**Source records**
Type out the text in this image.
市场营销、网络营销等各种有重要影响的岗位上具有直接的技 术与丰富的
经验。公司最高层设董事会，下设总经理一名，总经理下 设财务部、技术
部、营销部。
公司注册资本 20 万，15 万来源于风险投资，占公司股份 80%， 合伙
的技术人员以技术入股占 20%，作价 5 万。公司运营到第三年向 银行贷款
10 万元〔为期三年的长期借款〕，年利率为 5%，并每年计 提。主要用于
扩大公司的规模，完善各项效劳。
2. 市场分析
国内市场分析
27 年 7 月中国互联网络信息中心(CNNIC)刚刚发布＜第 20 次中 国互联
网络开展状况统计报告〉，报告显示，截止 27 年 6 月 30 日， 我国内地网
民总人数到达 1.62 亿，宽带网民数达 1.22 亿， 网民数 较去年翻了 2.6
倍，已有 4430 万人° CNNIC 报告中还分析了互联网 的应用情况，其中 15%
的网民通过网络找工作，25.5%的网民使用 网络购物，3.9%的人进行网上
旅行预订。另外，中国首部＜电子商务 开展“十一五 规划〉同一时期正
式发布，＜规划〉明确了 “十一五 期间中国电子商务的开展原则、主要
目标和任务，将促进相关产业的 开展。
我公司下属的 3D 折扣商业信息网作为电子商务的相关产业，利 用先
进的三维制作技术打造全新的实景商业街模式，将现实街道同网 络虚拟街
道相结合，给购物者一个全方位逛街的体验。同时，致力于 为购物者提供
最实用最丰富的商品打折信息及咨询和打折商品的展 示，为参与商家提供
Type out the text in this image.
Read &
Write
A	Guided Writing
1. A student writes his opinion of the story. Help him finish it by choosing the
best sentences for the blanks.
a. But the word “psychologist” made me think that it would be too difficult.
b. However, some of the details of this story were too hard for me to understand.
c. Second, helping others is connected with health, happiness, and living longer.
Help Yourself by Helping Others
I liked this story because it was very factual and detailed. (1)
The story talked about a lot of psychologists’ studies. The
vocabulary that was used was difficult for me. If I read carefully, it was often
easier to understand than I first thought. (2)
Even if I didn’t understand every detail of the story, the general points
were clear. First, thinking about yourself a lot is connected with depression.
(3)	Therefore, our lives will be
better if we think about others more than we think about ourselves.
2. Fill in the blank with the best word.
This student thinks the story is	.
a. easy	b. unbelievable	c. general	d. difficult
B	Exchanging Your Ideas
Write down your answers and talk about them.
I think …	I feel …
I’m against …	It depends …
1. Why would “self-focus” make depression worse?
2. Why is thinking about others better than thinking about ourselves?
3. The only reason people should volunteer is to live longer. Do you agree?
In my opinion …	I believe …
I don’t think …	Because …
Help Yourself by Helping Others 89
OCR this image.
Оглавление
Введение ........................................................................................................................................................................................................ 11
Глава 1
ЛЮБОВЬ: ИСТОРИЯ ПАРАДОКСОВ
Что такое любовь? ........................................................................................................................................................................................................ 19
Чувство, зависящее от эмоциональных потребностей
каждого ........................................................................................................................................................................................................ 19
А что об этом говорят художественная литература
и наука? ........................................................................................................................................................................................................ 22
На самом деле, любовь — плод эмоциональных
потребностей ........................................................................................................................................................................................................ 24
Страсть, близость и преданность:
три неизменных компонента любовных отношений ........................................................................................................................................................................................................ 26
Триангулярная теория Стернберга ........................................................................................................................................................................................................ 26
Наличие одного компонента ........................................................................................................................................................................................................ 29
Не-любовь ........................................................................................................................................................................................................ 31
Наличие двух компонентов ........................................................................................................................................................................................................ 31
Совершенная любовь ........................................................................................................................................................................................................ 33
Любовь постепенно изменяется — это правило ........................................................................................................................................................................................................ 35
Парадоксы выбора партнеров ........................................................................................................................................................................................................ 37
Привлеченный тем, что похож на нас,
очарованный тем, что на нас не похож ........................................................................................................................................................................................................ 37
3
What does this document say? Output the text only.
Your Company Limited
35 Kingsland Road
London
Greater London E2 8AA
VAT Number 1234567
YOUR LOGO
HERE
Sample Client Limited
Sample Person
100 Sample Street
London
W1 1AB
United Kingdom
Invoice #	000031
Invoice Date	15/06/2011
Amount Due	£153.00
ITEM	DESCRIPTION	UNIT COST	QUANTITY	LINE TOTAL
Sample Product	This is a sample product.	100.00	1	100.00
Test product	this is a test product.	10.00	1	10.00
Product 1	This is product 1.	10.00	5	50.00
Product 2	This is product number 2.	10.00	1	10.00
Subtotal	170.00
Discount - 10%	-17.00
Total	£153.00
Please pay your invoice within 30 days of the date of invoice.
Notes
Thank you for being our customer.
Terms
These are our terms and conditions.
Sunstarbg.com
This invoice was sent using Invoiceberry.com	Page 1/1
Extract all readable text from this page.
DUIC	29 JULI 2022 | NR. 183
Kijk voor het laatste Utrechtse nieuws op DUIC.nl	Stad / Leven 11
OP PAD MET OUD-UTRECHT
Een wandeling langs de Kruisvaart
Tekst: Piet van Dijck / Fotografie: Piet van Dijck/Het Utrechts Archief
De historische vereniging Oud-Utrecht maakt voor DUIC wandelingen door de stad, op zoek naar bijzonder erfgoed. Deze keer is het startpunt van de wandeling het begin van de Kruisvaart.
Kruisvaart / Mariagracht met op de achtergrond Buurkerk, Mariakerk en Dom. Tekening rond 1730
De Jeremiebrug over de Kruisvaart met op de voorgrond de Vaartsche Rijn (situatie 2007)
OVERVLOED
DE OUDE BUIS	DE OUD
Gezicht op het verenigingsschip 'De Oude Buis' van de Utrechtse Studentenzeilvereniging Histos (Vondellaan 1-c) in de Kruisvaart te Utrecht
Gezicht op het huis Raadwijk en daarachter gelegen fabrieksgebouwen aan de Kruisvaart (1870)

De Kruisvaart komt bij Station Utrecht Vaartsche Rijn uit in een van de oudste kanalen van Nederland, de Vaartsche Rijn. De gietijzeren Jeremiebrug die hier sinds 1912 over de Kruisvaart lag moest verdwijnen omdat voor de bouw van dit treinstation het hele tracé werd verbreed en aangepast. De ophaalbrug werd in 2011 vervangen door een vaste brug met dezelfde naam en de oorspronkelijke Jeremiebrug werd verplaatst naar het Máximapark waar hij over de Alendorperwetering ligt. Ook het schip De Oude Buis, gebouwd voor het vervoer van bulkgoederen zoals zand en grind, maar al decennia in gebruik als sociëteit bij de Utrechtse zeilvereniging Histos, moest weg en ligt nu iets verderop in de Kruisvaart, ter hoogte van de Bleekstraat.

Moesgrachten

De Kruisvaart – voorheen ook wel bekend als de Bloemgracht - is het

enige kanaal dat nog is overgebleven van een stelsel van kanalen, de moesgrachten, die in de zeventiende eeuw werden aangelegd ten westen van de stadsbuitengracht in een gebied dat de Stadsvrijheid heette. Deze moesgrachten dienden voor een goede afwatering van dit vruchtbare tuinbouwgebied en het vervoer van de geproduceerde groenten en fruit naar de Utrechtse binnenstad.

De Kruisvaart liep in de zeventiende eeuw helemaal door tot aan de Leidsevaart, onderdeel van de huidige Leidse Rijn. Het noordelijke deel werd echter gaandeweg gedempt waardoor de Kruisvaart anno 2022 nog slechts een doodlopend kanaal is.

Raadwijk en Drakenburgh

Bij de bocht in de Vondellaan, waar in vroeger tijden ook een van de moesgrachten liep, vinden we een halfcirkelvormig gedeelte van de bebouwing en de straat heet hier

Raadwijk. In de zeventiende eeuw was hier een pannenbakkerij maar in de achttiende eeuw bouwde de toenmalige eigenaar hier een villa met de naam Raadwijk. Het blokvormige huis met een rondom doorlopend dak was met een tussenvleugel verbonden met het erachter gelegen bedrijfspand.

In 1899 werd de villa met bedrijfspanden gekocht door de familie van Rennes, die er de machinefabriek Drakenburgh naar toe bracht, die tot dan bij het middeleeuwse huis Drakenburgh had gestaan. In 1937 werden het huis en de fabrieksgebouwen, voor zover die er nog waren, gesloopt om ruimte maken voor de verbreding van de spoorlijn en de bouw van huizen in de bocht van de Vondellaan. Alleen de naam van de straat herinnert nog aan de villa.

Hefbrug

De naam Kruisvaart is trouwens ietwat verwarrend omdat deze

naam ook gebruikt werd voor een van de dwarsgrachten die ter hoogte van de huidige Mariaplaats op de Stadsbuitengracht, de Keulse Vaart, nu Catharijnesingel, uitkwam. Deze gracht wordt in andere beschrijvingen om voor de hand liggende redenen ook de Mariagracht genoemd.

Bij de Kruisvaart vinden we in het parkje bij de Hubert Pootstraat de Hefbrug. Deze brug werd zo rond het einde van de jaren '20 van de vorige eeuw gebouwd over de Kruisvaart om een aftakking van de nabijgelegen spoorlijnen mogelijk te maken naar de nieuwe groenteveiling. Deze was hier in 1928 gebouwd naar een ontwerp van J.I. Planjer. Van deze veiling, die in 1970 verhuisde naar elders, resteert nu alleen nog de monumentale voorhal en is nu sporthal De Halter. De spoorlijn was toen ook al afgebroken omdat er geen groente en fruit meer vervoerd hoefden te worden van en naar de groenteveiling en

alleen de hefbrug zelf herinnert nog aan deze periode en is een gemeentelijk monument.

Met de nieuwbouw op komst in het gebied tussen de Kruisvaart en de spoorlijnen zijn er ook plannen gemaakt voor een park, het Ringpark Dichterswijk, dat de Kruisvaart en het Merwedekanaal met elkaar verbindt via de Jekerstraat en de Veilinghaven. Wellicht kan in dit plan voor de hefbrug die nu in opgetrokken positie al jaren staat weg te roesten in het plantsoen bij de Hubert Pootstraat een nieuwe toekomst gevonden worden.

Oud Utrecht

**Problem description**
Search the records for the string "hoogte" and return every line in which it occurs.

**Result for this task**
De Kruisvaart komt bij Station Utrecht Vaartsche Rijn uit in een van de oudste kanalen van Nederland, de Vaartsche Rijn. De gietijzeren Jeremiebrug die hier sinds 1912 over de Kruisvaart lag moest verdwijnen omdat voor de bouw van dit treinstation het hele tracé werd verbreed en aangepast. De ophaalbrug werd in 2011 vervangen door een vaste brug met dezelfde naam en de oorspronkelijke Jeremiebrug werd verplaatst naar het Máximapark waar hij over de Alendorperwetering ligt. Ook het schip De Oude Buis, gebouwd voor het vervoer van bulkgoederen zoals zand en grind, maar al decennia in gebruik als sociëteit bij de Utrechtse zeilvereniging Histos, moest weg en ligt nu iets verderop in de Kruisvaart, ter hoogte van de Bleekstraat.
naam ook gebruikt werd voor een van de dwarsgrachten die ter hoogte van de huidige Mariaplaats op de Stadsbuitengracht, de Keulse Vaart, nu Catharijnesingel, uitkwam. Deze gracht wordt in andere beschrijvingen om voor de hand liggende redenen ook de Mariagracht genoemd.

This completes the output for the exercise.